* _TASK TO COMPLETE_: Retype the records from the line with "Itemize the components" to the line with "point-pickup [598,560,610,572]", both of those lines included, without changing a single character.

+---+

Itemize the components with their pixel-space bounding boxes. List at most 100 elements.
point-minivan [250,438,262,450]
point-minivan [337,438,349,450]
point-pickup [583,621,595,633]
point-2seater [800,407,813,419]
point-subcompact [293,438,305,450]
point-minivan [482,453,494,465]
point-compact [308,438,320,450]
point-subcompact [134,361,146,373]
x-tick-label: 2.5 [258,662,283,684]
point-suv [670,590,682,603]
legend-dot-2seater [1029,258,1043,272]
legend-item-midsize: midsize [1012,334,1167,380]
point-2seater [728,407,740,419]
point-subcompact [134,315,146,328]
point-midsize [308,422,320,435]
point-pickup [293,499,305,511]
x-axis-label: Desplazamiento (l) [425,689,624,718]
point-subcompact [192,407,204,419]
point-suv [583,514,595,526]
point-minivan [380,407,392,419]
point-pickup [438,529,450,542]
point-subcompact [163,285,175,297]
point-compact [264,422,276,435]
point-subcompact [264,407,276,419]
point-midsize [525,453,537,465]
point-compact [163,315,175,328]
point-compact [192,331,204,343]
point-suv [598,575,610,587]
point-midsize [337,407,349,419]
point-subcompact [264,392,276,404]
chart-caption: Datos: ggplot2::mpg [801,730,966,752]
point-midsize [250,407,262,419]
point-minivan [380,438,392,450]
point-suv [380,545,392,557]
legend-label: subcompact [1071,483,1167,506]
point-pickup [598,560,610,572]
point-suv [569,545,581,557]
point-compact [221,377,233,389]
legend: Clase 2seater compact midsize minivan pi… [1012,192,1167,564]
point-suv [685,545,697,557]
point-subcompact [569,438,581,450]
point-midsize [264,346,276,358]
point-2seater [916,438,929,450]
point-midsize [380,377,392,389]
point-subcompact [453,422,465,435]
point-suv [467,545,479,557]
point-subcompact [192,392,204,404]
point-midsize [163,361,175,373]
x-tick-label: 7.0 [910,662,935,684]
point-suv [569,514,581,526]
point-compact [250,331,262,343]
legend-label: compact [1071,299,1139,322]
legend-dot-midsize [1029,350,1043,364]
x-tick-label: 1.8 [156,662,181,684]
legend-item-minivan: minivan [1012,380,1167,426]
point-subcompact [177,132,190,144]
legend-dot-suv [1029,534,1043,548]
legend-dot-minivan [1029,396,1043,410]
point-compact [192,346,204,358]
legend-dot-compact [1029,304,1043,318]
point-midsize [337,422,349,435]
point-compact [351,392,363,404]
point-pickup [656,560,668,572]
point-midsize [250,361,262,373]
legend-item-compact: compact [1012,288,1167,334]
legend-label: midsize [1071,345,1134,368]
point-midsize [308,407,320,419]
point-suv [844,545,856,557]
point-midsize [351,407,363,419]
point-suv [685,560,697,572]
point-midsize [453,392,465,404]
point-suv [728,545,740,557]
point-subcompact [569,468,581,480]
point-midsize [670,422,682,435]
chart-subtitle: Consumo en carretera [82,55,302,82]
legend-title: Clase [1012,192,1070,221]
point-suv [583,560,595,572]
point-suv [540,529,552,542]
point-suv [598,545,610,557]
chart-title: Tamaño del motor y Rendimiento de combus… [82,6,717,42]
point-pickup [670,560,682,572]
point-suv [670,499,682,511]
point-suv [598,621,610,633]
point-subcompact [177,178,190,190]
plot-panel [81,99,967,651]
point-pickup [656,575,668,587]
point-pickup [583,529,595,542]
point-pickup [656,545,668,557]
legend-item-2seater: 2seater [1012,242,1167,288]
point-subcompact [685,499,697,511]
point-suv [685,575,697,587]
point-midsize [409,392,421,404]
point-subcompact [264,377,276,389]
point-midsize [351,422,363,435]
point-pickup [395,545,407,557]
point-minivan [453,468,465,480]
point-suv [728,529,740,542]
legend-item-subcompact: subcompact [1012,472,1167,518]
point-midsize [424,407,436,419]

+---+

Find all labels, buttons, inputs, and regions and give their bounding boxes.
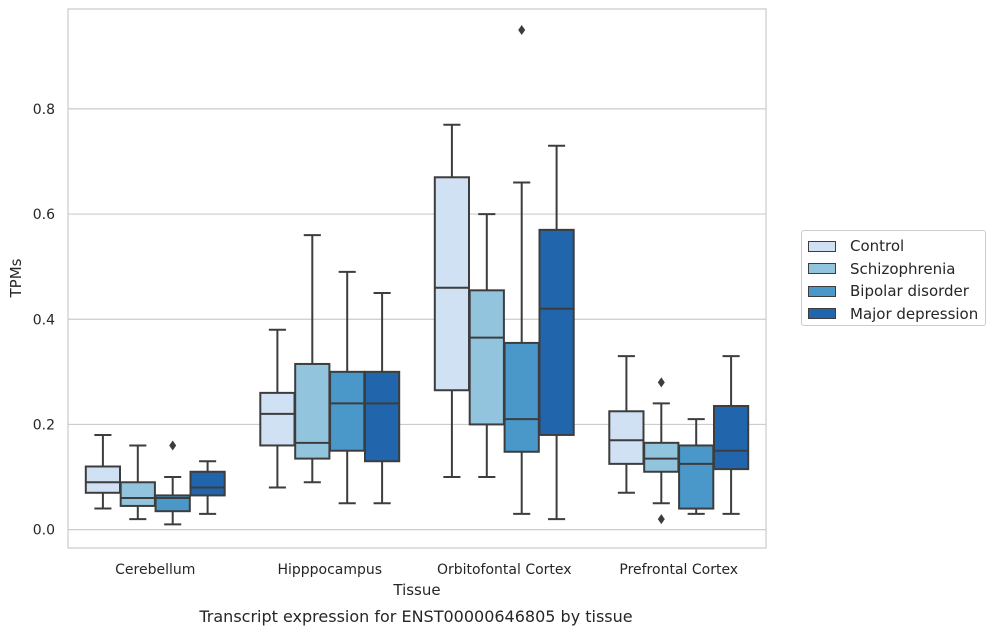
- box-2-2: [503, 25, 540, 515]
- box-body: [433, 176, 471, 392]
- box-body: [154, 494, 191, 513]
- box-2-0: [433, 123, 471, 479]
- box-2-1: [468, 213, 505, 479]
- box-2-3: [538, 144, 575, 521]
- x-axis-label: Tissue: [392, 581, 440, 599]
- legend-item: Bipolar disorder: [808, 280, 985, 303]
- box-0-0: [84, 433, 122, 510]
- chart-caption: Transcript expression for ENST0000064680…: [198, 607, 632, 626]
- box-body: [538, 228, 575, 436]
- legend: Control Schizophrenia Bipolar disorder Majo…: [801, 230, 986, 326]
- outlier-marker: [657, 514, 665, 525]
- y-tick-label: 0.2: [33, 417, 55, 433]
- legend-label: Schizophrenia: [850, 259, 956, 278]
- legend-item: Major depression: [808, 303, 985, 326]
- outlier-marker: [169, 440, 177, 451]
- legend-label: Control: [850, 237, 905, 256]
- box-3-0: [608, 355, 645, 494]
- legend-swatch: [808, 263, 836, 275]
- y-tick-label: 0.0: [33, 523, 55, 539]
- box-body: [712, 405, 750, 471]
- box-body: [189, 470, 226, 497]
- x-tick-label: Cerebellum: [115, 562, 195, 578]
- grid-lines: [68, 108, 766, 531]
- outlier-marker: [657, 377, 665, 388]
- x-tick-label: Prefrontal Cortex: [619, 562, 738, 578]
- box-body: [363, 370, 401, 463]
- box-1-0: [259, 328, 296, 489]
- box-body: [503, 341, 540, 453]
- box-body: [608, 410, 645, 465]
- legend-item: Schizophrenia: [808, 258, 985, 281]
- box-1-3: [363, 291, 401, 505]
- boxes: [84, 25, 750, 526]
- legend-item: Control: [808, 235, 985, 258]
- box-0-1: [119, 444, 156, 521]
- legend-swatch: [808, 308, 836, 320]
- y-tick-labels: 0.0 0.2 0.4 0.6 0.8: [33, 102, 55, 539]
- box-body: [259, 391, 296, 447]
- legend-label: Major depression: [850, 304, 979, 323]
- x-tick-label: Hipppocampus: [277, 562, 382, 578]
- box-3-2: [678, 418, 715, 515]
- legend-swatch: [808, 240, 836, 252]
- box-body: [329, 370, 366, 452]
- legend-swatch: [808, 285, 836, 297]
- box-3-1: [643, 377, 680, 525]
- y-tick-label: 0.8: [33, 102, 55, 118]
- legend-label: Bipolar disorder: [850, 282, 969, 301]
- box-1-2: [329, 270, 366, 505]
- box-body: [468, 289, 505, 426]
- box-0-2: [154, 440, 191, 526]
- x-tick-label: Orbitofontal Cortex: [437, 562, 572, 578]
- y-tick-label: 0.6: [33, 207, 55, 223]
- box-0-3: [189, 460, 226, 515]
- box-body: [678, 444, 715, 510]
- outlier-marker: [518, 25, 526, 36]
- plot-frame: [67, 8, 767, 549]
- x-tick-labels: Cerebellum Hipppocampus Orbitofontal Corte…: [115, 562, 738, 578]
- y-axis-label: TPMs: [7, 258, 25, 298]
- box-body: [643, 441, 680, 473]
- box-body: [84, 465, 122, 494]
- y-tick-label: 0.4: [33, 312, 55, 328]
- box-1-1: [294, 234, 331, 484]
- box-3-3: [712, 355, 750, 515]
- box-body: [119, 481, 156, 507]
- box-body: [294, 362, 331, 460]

+---+

* _WORKED ANSWER_:
Itemize the components with their pixel-space bounding boxes. List at most 100 elements.
point-minivan [250,438,262,450]
point-minivan [337,438,349,450]
point-pickup [583,621,595,633]
point-2seater [800,407,813,419]
point-subcompact [293,438,305,450]
point-minivan [482,453,494,465]
point-compact [308,438,320,450]
point-subcompact [134,361,146,373]
x-tick-label: 2.5 [258,662,283,684]
point-suv [670,590,682,603]
legend-dot-2seater [1029,258,1043,272]
legend-item-midsize: midsize [1012,334,1167,380]
point-2seater [728,407,740,419]
point-subcompact [134,315,146,328]
point-midsize [308,422,320,435]
point-pickup [293,499,305,511]
x-axis-label: Desplazamiento (l) [425,689,624,718]
point-subcompact [192,407,204,419]
point-suv [583,514,595,526]
point-minivan [380,407,392,419]
point-pickup [438,529,450,542]
point-subcompact [163,285,175,297]
point-compact [264,422,276,435]
point-subcompact [264,407,276,419]
point-midsize [525,453,537,465]
point-compact [163,315,175,328]
point-compact [192,331,204,343]
point-suv [598,575,610,587]
point-midsize [337,407,349,419]
point-subcompact [264,392,276,404]
chart-caption: Datos: ggplot2::mpg [801,730,966,752]
point-midsize [250,407,262,419]
point-minivan [380,438,392,450]
point-suv [380,545,392,557]
legend-label: subcompact [1071,483,1167,506]
point-pickup [598,560,610,572]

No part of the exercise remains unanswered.